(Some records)

————

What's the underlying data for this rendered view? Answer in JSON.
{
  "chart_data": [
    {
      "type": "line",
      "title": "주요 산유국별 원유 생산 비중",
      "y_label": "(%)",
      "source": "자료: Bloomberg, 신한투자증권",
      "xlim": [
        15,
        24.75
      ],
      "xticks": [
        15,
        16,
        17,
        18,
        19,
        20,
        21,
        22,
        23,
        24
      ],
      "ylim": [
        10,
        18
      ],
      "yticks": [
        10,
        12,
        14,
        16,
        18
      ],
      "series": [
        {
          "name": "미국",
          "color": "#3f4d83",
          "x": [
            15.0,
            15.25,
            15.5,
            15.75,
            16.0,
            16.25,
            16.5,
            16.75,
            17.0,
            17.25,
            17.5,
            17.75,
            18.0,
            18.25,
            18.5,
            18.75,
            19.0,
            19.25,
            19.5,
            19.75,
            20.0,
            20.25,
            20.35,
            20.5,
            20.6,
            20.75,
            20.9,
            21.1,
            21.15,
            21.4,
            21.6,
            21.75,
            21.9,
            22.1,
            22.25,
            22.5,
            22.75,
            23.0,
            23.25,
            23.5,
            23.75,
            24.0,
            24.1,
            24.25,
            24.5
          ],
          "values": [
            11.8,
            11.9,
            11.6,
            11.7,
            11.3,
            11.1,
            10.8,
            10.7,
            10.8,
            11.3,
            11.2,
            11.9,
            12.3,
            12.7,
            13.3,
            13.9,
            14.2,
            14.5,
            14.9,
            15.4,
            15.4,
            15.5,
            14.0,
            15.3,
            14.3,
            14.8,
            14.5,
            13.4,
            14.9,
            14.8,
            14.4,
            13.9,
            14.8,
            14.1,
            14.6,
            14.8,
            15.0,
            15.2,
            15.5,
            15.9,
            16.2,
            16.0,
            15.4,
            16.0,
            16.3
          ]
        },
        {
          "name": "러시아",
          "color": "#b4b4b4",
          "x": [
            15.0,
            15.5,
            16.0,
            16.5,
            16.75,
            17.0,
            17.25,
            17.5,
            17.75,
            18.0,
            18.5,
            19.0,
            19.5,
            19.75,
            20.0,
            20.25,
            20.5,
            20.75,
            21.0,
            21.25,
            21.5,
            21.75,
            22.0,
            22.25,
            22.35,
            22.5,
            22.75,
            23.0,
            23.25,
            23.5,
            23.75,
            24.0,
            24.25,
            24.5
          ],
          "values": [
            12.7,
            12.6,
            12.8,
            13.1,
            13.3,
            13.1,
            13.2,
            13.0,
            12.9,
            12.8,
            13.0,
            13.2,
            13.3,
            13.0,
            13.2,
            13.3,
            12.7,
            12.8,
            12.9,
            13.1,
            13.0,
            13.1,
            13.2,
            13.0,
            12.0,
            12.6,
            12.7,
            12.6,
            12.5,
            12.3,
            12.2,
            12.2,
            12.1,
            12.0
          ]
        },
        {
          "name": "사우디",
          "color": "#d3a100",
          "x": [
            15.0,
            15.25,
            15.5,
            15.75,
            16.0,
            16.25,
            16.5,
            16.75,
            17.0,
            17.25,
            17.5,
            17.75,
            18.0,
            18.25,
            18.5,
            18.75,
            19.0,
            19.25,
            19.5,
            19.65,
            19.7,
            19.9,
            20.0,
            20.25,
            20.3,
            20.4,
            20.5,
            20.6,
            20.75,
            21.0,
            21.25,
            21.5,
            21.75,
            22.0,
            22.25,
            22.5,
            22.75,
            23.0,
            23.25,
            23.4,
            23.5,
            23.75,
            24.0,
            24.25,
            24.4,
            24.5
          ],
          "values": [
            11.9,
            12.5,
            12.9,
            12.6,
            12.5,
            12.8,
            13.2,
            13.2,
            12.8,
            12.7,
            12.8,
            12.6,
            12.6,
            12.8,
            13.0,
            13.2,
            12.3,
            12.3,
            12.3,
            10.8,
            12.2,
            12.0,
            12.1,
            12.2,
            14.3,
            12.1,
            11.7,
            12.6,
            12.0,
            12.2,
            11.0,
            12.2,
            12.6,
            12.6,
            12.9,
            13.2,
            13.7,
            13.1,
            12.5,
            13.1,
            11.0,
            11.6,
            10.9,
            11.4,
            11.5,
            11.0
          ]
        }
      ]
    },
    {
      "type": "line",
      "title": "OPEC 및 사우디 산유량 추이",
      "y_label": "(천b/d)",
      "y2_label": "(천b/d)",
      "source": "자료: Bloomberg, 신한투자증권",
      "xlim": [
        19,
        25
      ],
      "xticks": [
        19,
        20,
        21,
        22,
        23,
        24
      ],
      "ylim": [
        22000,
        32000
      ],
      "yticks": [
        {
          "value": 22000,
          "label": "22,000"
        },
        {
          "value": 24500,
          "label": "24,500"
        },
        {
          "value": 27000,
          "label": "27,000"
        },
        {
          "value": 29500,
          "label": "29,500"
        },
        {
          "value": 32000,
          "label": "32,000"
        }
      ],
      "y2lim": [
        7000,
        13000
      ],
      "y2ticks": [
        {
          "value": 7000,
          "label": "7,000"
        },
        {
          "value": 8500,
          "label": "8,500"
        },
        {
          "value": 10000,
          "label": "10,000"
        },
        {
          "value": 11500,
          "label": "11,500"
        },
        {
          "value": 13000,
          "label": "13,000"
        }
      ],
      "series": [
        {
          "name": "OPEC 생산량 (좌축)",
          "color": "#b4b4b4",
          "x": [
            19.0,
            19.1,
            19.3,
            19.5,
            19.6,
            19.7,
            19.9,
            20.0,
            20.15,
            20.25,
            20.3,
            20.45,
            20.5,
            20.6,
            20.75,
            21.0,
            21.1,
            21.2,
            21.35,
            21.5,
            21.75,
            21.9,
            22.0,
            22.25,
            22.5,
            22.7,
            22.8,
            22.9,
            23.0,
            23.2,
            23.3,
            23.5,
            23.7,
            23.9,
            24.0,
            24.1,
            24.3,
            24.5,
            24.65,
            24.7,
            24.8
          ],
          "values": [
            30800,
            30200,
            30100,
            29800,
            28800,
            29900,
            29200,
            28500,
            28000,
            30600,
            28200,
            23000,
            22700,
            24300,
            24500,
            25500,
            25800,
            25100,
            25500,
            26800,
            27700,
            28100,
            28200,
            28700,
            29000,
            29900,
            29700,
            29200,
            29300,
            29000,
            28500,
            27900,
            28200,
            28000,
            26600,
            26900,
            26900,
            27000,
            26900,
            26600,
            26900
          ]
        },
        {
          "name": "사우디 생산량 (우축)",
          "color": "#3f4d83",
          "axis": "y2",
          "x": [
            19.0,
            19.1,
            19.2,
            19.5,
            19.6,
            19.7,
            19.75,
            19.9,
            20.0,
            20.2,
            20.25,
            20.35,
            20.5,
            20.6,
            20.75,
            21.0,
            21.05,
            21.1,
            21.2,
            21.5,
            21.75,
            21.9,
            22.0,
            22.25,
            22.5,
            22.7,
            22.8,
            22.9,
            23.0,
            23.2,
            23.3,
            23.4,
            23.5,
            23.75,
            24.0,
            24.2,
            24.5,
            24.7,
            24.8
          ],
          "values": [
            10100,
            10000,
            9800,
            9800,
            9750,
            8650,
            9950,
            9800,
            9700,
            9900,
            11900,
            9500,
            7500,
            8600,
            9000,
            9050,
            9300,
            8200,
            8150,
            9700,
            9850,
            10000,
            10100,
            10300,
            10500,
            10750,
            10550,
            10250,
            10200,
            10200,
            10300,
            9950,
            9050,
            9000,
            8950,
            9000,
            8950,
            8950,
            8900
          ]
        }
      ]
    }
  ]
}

————

[Task instructions] Reproduce the material exactly, with every line intact.

[Exercise output]
What's the underlying data for this rendered view? Answer in JSON.
{
  "chart_data": [
    {
      "type": "line",
      "title": "주요 산유국별 원유 생산 비중",
      "y_label": "(%)",
      "source": "자료: Bloomberg, 신한투자증권",
      "xlim": [
        15,
        24.75
      ],
      "xticks": [
        15,
        16,
        17,
        18,
        19,
        20,
        21,
        22,
        23,
        24
      ],
      "ylim": [
        10,
        18
      ],
      "yticks": [
        10,
        12,
        14,
        16,
        18
      ],
      "series": [
        {
          "name": "미국",
          "color": "#3f4d83",
          "x": [
            15.0,
            15.25,
            15.5,
            15.75,
            16.0,
            16.25,
            16.5,
            16.75,
            17.0,
            17.25,
            17.5,
            17.75,
            18.0,
            18.25,
            18.5,
            18.75,
            19.0,
            19.25,
            19.5,
            19.75,
            20.0,
            20.25,
            20.35,
            20.5,
            20.6,
            20.75,
            20.9,
            21.1,
            21.15,
            21.4,
            21.6,
            21.75,
            21.9,
            22.1,
            22.25,
            22.5,
            22.75,
            23.0,
            23.25,
            23.5,
            23.75,
            24.0,
            24.1,
            24.25,
            24.5
          ],
          "values": [
            11.8,
            11.9,
            11.6,
            11.7,
            11.3,
            11.1,
            10.8,
            10.7,
            10.8,
            11.3,
            11.2,
            11.9,
            12.3,
            12.7,
            13.3,
            13.9,
            14.2,
            14.5,
            14.9,
            15.4,
            15.4,
            15.5,
            14.0,
            15.3,
            14.3,
            14.8,
            14.5,
            13.4,
            14.9,
            14.8,
            14.4,
            13.9,
            14.8,
            14.1,
            14.6,
            14.8,
            15.0,
            15.2,
            15.5,
            15.9,
            16.2,
            16.0,
            15.4,
            16.0,
            16.3
          ]
        },
        {
          "name": "러시아",
          "color": "#b4b4b4",
          "x": [
            15.0,
            15.5,
            16.0,
            16.5,
            16.75,
            17.0,
            17.25,
            17.5,
            17.75,
            18.0,
            18.5,
            19.0,
            19.5,
            19.75,
            20.0,
            20.25,
            20.5,
            20.75,
            21.0,
            21.25,
            21.5,
            21.75,
            22.0,
            22.25,
            22.35,
            22.5,
            22.75,
            23.0,
            23.25,
            23.5,
            23.75,
            24.0,
            24.25,
            24.5
          ],
          "values": [
            12.7,
            12.6,
            12.8,
            13.1,
            13.3,
            13.1,
            13.2,
            13.0,
            12.9,
            12.8,
            13.0,
            13.2,
            13.3,
            13.0,
            13.2,
            13.3,
            12.7,
            12.8,
            12.9,
            13.1,
            13.0,
            13.1,
            13.2,
            13.0,
            12.0,
            12.6,
            12.7,
            12.6,
            12.5,
            12.3,
            12.2,
            12.2,
            12.1,
            12.0
          ]
        },
        {
          "name": "사우디",
          "color": "#d3a100",
          "x": [
            15.0,
            15.25,
            15.5,
            15.75,
            16.0,
            16.25,
            16.5,
            16.75,
            17.0,
            17.25,
            17.5,
            17.75,
            18.0,
            18.25,
            18.5,
            18.75,
            19.0,
            19.25,
            19.5,
            19.65,
            19.7,
            19.9,
            20.0,
            20.25,
            20.3,
            20.4,
            20.5,
            20.6,
            20.75,
            21.0,
            21.25,
            21.5,
            21.75,
            22.0,
            22.25,
            22.5,
            22.75,
            23.0,
            23.25,
            23.4,
            23.5,
            23.75,
            24.0,
            24.25,
            24.4,
            24.5
          ],
          "values": [
            11.9,
            12.5,
            12.9,
            12.6,
            12.5,
            12.8,
            13.2,
            13.2,
            12.8,
            12.7,
            12.8,
            12.6,
            12.6,
            12.8,
            13.0,
            13.2,
            12.3,
            12.3,
            12.3,
            10.8,
            12.2,
            12.0,
            12.1,
            12.2,
            14.3,
            12.1,
            11.7,
            12.6,
            12.0,
            12.2,
            11.0,
            12.2,
            12.6,
            12.6,
            12.9,
            13.2,
            13.7,
            13.1,
            12.5,
            13.1,
            11.0,
            11.6,
            10.9,
            11.4,
            11.5,
            11.0
          ]
        }
      ]
    },
    {
      "type": "line",
      "title": "OPEC 및 사우디 산유량 추이",
      "y_label": "(천b/d)",
      "y2_label": "(천b/d)",
      "source": "자료: Bloomberg, 신한투자증권",
      "xlim": [
        19,
        25
      ],
      "xticks": [
        19,
        20,
        21,
        22,
        23,
        24
      ],
      "ylim": [
        22000,
        32000
      ],
      "yticks": [
        {
          "value": 22000,
          "label": "22,000"
        },
        {
          "value": 24500,
          "label": "24,500"
        },
        {
          "value": 27000,
          "label": "27,000"
        },
        {
          "value": 29500,
          "label": "29,500"
        },
        {
          "value": 32000,
          "label": "32,000"
        }
      ],
      "y2lim": [
        7000,
        13000
      ],
      "y2ticks": [
        {
          "value": 7000,
          "label": "7,000"
        },
        {
          "value": 8500,
          "label": "8,500"
        },
        {
          "value": 10000,
          "label": "10,000"
        },
        {
          "value": 11500,
          "label": "11,500"
        },
        {
          "value": 13000,
          "label": "13,000"
        }
      ],
      "series": [
        {
          "name": "OPEC 생산량 (좌축)",
          "color": "#b4b4b4",
          "x": [
            19.0,
            19.1,
            19.3,
            19.5,
            19.6,
            19.7,
            19.9,
            20.0,
            20.15,
            20.25,
            20.3,
            20.45,
            20.5,
            20.6,
            20.75,
            21.0,
            21.1,
            21.2,
            21.35,
            21.5,
            21.75,
            21.9,
            22.0,
            22.25,
            22.5,
            22.7,
            22.8,
            22.9,
            23.0,
            23.2,
            23.3,
            23.5,
            23.7,
            23.9,
            24.0,
            24.1,
            24.3,
            24.5,
            24.65,
            24.7,
            24.8
          ],
          "values": [
            30800,
            30200,
            30100,
            29800,
            28800,
            29900,
            29200,
            28500,
            28000,
            30600,
            28200,
            23000,
            22700,
            24300,
            24500,
            25500,
            25800,
            25100,
            25500,
            26800,
            27700,
            28100,
            28200,
            28700,
            29000,
            29900,
            29700,
            29200,
            29300,
            29000,
            28500,
            27900,
            28200,
            28000,
            26600,
            26900,
            26900,
            27000,
            26900,
            26600,
            26900
          ]
        },
        {
          "name": "사우디 생산량 (우축)",
          "color": "#3f4d83",
          "axis": "y2",
          "x": [
            19.0,
            19.1,
            19.2,
            19.5,
            19.6,
            19.7,
            19.75,
            19.9,
            20.0,
            20.2,
            20.25,
            20.35,
            20.5,
            20.6,
            20.75,
            21.0,
            21.05,
            21.1,
            21.2,
            21.5,
            21.75,
            21.9,
            22.0,
            22.25,
            22.5,
            22.7,
            22.8,
            22.9,
            23.0,
            23.2,
            23.3,
            23.4,
            23.5,
            23.75,
            24.0,
            24.2,
            24.5,
            24.7,
            24.8
          ],
          "values": [
            10100,
            10000,
            9800,
            9800,
            9750,
            8650,
            9950,
            9800,
            9700,
            9900,
            11900,
            9500,
            7500,
            8600,
            9000,
            9050,
            9300,
            8200,
            8150,
            9700,
            9850,
            10000,
            10100,
            10300,
            10500,
            10750,
            10550,
            10250,
            10200,
            10200,
            10300,
            9950,
            9050,
            9000,
            8950,
            9000,
            8950,
            8950,
            8900
          ]
        }
      ]
    }
  ]
}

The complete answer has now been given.